>> start Material provided

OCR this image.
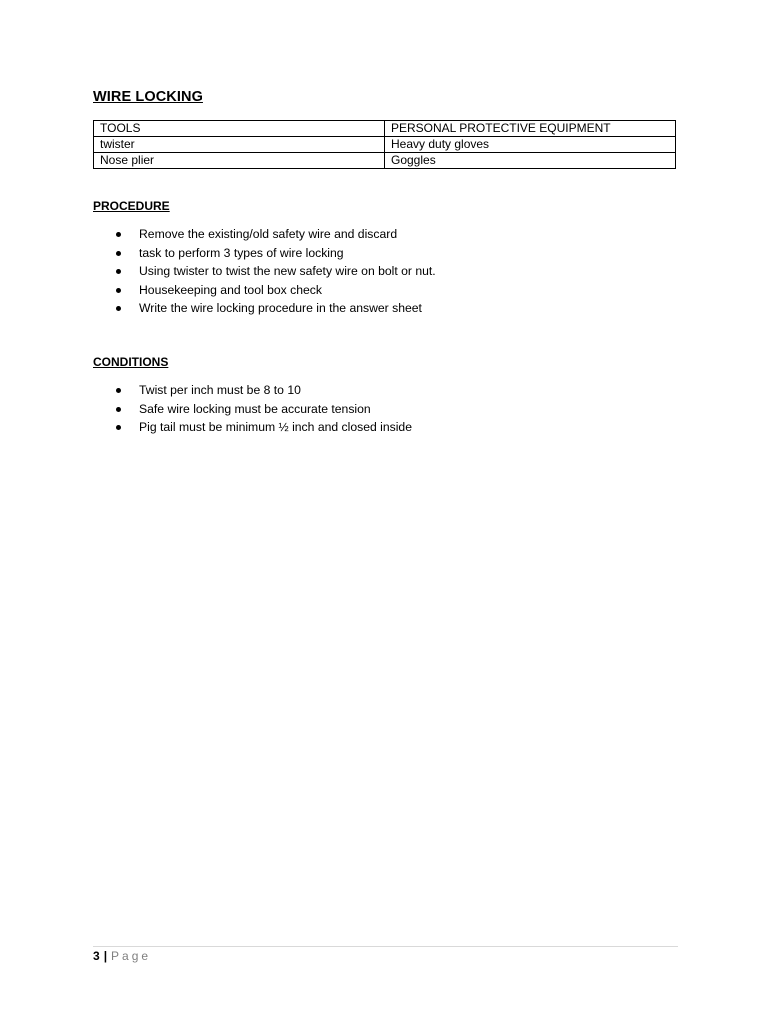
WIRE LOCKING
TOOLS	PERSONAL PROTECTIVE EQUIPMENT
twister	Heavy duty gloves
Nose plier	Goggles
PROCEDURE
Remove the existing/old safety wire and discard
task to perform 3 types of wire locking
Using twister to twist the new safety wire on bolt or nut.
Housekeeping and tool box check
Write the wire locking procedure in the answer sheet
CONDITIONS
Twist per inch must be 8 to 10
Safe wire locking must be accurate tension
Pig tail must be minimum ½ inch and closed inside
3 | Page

>> end Material provided
>> start Material provided

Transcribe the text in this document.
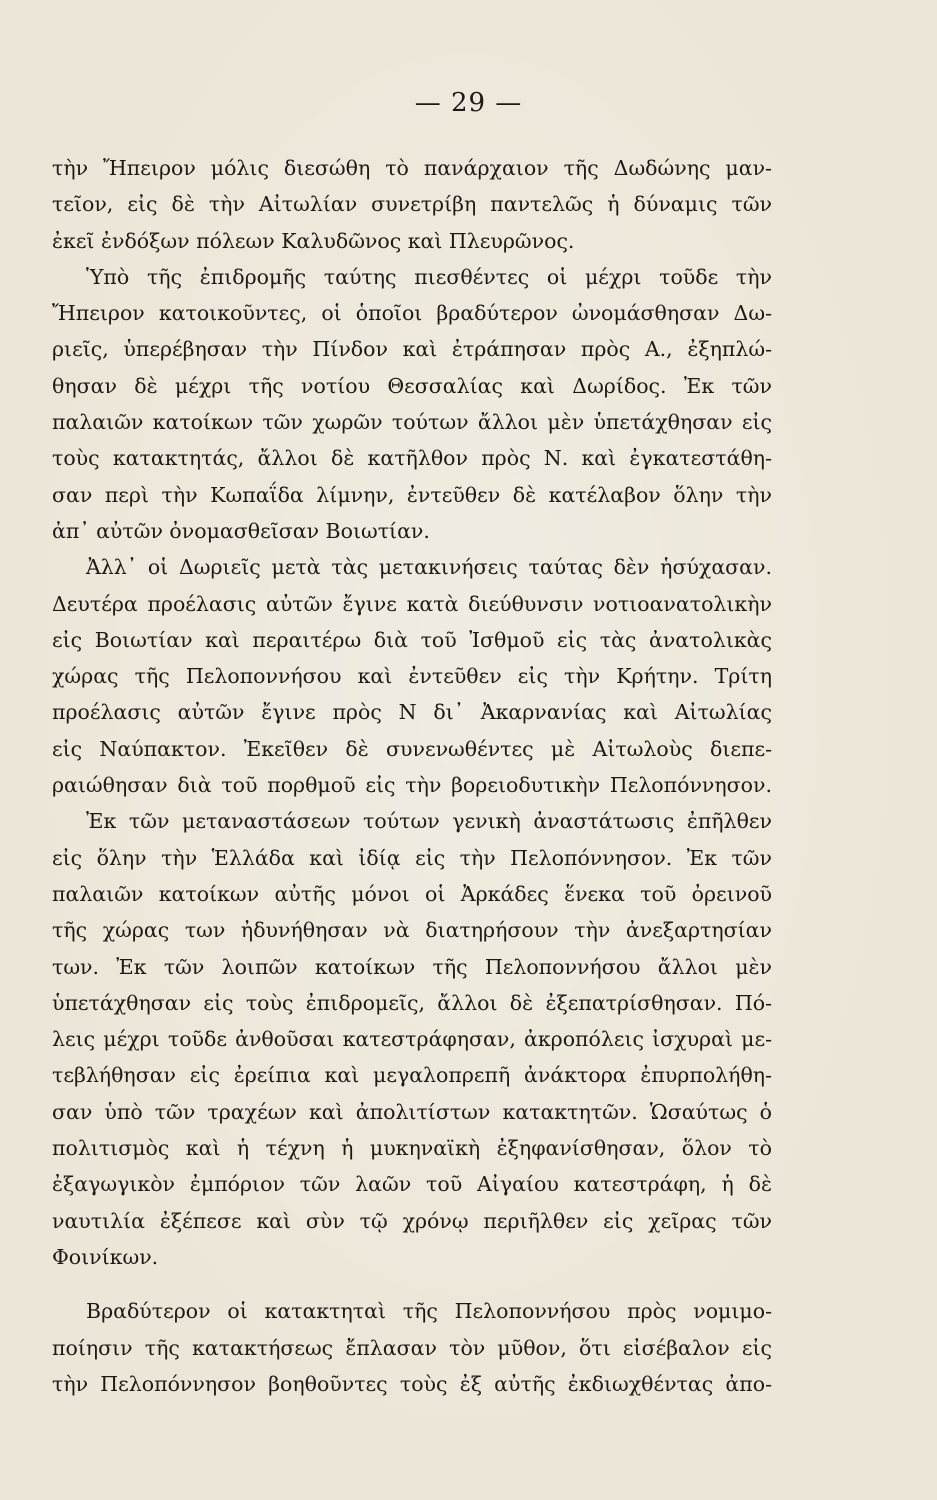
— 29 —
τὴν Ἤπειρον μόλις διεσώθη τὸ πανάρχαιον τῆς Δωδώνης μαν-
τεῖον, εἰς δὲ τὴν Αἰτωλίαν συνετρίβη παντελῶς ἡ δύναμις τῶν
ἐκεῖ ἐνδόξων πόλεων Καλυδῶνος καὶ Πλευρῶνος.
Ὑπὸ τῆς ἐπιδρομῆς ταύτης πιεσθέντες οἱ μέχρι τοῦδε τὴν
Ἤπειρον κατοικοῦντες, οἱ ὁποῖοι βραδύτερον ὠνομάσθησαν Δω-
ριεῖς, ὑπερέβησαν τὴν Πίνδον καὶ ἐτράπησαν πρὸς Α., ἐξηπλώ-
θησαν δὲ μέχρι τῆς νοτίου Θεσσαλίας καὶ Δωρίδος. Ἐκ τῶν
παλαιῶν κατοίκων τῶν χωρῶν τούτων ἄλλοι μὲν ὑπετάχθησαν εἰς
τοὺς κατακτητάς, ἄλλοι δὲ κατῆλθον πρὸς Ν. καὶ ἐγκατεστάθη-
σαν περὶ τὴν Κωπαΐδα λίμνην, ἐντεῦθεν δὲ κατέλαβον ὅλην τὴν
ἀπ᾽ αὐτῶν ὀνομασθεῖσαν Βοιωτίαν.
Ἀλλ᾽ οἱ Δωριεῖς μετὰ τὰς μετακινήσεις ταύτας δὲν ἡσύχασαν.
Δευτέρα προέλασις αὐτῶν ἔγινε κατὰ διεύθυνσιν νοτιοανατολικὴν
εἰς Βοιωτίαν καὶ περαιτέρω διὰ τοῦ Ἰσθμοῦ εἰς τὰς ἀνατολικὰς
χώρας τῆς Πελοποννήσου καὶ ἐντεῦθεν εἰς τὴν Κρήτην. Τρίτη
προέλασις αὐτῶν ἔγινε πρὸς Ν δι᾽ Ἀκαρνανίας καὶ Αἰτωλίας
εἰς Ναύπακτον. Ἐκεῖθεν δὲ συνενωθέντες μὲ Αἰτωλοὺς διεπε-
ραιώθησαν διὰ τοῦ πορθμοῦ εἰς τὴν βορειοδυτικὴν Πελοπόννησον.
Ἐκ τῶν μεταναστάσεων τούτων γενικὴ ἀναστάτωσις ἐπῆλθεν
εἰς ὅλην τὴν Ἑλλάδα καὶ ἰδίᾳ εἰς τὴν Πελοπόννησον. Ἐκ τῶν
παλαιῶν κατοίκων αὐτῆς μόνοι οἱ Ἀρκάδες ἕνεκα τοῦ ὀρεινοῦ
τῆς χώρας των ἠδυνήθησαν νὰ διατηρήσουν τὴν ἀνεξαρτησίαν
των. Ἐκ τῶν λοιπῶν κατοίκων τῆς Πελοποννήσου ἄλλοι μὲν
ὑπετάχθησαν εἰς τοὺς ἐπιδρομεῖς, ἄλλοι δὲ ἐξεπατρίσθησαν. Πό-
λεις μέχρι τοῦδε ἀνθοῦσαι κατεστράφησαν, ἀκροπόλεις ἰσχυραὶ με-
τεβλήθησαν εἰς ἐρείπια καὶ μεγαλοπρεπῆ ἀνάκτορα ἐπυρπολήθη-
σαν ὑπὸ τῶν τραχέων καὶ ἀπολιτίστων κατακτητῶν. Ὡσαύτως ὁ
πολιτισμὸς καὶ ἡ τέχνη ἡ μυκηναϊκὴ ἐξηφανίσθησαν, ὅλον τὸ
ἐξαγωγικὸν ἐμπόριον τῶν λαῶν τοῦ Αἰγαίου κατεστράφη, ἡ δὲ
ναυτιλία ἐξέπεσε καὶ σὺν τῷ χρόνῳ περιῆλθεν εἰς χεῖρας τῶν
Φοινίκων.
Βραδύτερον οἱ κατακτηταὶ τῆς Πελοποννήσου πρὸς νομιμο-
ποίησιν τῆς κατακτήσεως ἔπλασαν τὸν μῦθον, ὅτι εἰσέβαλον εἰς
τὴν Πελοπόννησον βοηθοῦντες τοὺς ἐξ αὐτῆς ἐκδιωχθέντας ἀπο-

>> end Material provided

→ Brief:
Identify how many lines in the entries above contain the word "τοῦδε" and provide only that figure.

→ Output for this exercise:
2